* [TEXTE FOURNI]:
────
Pour les spécialistes et chercheurs,  il peut y avoir plusieurs conséquences : soit le modèle économique nouveau rend complètement obsolète l’ancien, soit il cohabite avec l’ancien modèle.

Les bouleversements de l’économie actuel, sous l’influence de ces perturbateurs est bien connu des chercheurs : Clayton Christiansen, dans ses ouvrages, décrit les phénomènes qui mènent à la chute des anciens empires, par essence devenus conservateurs.

 

Prenons un exemple concret : la chute de KodaK :

En 1975 : Kodak est le leader incontesté en Amérique du nord : 90 % des films et 85 % des appareils photos vendus sont produits par Kodak.

A cette époque, le cœur de métier de Kodak est la chimie au service de l’image.

Durant cette même année 1975, le département R&D de Kodak invente le premier appareil photo numérique. Ce prototype, pèse pas moins de 3,6 kg et est utilisé en décembre 1975 pour prendre la première photographie numérique de l’histoire. Cette première photographie numérique est le  portrait en noir et blanc de l’assistante de direction du service, et est d’une définition de 100 x 100 pixels. L’enregistrement de la photo est alors réalisé sur une bande magnétique, c’est-à-dire  sur le même type de cassette audio que nous utilisions sur notre chaîne hifi. Ce premier système de photographie numérique est donc à l’époque loin d’égaler l’argentique : l’enregistrement d’une seule photo dure 23 secondes. L’image est ensuite lue, à la même vitesse, sur un petit écran de télévision, de la même définition, 100 pixels sur 100 pixels.
────
* [DONNÉES FOURNIES]:
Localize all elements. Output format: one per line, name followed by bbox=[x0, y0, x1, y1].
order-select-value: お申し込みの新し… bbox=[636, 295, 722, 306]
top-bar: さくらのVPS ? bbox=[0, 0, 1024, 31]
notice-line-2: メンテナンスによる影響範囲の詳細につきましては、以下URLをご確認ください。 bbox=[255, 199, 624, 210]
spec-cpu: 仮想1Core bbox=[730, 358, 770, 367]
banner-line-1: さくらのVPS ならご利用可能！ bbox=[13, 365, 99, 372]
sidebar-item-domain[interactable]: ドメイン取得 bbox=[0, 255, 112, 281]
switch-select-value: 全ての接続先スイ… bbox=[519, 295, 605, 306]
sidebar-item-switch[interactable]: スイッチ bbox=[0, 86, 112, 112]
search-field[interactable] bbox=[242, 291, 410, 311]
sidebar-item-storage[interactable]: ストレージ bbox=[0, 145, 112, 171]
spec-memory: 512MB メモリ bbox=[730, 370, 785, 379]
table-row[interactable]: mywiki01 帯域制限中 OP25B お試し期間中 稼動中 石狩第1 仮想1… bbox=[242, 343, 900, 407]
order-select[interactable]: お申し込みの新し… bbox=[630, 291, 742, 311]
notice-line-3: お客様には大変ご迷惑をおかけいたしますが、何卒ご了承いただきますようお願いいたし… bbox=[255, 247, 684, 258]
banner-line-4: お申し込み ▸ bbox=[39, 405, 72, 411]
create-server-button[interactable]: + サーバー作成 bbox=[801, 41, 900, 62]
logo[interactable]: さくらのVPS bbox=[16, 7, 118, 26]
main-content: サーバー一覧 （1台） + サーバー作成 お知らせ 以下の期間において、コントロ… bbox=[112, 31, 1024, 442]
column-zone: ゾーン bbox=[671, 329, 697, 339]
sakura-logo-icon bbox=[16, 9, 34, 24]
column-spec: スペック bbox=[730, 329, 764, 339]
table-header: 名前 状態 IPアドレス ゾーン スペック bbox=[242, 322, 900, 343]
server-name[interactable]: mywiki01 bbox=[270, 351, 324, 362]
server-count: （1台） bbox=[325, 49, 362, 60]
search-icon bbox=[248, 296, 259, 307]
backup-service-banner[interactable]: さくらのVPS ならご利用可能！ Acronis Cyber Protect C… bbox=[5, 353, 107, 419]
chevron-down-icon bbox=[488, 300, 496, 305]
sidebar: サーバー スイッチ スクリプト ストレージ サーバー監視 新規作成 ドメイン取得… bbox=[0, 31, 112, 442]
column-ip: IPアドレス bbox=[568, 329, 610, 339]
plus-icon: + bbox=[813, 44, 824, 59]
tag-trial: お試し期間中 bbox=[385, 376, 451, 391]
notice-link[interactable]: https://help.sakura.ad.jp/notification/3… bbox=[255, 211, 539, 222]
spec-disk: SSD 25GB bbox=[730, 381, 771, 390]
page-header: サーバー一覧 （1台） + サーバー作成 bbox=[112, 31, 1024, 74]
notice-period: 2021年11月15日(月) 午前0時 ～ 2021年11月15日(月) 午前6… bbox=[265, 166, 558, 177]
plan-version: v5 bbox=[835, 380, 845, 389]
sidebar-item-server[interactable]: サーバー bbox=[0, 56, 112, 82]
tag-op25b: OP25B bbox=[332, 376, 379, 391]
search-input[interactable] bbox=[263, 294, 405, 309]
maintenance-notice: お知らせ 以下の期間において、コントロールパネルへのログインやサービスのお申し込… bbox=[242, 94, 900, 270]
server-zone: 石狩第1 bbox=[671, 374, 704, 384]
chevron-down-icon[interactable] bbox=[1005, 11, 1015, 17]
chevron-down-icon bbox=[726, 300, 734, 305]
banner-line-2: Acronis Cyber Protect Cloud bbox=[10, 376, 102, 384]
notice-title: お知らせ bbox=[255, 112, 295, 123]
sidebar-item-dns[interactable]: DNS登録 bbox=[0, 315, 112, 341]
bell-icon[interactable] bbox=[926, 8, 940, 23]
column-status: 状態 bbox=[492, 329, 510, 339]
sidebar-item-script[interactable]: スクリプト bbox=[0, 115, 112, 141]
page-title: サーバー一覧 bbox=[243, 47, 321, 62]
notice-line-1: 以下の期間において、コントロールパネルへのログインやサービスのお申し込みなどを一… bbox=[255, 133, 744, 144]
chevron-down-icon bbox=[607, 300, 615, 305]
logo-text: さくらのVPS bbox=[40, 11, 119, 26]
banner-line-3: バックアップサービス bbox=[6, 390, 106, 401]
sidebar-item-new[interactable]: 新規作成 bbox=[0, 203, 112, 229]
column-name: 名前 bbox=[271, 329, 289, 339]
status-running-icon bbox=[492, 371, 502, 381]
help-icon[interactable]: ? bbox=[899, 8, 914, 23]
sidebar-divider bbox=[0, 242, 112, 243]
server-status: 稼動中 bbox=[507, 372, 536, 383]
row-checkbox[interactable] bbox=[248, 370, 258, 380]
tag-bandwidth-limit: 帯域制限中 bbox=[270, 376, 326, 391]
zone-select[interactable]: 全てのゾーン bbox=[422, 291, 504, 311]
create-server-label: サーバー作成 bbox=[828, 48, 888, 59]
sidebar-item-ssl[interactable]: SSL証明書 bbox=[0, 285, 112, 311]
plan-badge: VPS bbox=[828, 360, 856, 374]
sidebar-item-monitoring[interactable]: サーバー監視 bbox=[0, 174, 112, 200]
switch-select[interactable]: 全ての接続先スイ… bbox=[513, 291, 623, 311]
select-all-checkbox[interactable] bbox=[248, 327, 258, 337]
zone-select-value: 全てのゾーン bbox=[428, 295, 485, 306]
────
* [ÉNONCÉ 1]: Indiquez, s'il vous plaît, si chacune des affirmations suivantes concorde avec le texte sur la chute de Kodak. Répondez par oui ou par non, en citant à l'identique les mots du texte qui tranchent. (a) En 1975, Kodak produit 90 % des films vendus en Amérique du Nord. (b) La première photographie numérique a une définition de 200 x 200 pixels. (c) L'enregistrement d'une seule photo dure 23 secondes.
* [ÉNONCÉ 2]: Modifiez le passage du texte sur la chute de Kodak qui va de « Les bouleversements de » jusqu'à « produits par Kodak. ». Réécrivez-le en remplaçant « bouleversements » par « transformations ».

* [RÉPONSE COMPLÈTE 1]:
(a) Oui : « 90 % des films et 85 % des appareils photos vendus sont produits par Kodak ».
(b) Non : « est d’une définition de 100 x 100 pixels ».
(c) Oui : « l’enregistrement d’une seule photo dure 23 secondes ».

* [RÉPONSE COMPLÈTE 2]:
Les transformations de l’économie actuel, sous l’influence de ces perturbateurs est bien connu des chercheurs : Clayton Christiansen, dans ses ouvrages, décrit les phénomènes qui mènent à la chute des anciens empires, par essence devenus conservateurs.

 

Prenons un exemple concret : la chute de KodaK :

En 1975 : Kodak est le leader incontesté en Amérique du nord : 90 % des films et 85 % des appareils photos vendus sont produits par Kodak.